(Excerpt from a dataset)
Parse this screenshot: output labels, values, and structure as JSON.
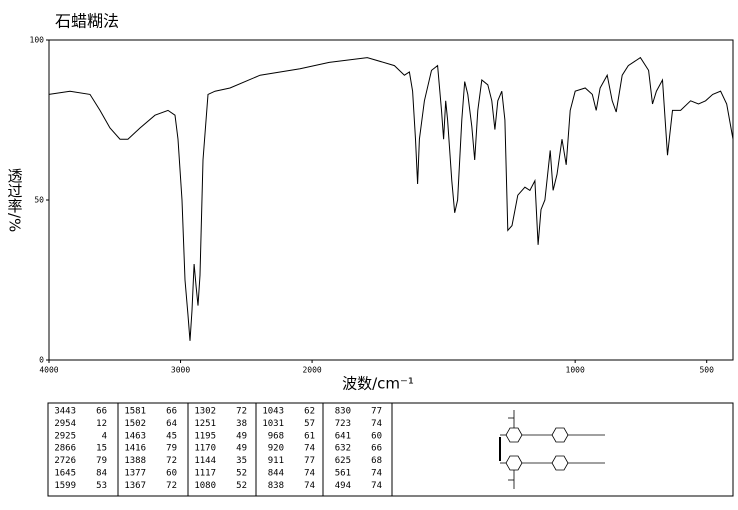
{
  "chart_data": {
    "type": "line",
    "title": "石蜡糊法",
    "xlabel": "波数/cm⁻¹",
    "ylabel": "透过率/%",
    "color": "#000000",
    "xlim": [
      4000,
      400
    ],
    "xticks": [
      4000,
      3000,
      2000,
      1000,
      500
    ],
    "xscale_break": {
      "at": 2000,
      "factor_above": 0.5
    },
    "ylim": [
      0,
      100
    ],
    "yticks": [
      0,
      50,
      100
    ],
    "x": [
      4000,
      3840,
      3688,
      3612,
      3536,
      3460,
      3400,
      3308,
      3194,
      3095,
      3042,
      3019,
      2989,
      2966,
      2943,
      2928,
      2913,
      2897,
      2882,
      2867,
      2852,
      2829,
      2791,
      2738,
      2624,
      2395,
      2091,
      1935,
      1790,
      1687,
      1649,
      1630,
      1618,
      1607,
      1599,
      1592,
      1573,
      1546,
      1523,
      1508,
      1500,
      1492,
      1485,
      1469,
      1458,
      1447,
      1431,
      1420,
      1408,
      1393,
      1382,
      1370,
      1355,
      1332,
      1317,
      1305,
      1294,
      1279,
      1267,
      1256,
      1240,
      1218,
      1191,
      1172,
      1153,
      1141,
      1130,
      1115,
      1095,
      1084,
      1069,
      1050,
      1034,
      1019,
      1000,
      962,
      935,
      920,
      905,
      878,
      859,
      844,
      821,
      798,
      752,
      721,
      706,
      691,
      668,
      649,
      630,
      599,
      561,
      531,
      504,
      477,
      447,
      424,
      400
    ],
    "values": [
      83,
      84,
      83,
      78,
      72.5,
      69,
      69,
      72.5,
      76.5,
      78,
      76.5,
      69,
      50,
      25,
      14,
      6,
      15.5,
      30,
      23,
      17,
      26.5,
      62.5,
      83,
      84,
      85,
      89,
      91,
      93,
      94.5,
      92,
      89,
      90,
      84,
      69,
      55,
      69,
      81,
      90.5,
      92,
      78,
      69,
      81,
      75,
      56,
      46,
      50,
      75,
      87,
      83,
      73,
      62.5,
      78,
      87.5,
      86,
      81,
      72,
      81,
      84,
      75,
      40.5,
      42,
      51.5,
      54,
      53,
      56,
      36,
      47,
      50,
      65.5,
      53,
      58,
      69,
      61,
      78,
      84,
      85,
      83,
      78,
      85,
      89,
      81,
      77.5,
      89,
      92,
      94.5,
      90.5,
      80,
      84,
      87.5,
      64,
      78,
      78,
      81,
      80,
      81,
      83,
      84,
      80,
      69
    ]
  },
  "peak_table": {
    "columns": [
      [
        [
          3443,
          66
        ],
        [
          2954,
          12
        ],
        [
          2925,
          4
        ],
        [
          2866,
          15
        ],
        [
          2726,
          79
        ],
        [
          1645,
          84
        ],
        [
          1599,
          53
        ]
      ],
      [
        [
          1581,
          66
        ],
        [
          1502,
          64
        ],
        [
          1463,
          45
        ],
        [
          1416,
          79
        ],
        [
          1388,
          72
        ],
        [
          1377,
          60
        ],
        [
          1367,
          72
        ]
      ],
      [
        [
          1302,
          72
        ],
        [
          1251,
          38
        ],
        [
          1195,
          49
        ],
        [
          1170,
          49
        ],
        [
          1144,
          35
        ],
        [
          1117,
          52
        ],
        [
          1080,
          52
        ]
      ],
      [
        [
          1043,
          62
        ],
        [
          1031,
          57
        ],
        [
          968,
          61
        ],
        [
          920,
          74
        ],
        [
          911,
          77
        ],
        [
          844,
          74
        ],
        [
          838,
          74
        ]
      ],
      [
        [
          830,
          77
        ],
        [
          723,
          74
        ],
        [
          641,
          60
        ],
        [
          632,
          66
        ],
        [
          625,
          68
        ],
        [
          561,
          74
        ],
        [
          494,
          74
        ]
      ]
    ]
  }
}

* * *

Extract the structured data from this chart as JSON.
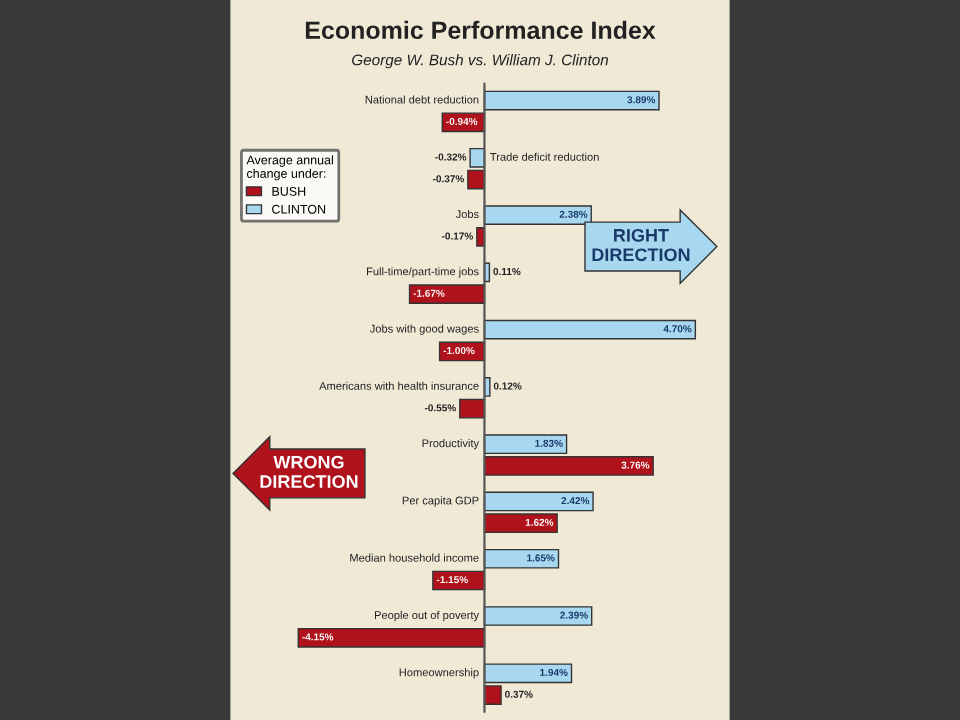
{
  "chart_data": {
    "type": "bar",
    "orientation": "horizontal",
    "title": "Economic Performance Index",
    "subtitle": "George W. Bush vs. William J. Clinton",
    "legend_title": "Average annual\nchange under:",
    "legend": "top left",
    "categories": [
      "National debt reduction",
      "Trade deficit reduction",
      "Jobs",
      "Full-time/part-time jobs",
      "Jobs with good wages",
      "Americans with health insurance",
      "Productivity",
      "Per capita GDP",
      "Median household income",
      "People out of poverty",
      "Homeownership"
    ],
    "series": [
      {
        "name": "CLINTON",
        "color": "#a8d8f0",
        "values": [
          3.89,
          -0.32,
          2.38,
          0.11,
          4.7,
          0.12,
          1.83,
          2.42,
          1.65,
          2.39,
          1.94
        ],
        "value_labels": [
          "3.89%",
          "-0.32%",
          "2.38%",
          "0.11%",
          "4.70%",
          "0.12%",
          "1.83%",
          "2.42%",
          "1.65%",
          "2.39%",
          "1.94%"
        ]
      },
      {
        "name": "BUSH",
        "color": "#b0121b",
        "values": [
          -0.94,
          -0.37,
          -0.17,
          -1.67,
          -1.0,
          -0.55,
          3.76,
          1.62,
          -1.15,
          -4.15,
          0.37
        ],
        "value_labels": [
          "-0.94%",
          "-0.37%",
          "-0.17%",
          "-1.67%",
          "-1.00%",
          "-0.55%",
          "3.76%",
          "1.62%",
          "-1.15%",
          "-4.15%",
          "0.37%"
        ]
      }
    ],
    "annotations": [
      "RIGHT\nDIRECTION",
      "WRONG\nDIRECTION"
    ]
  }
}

Task: Look through the material above and pick out each line holding the word "nDIRECTION".

Correct output:
      "RIGHT\nDIRECTION",
      "WRONG\nDIRECTION"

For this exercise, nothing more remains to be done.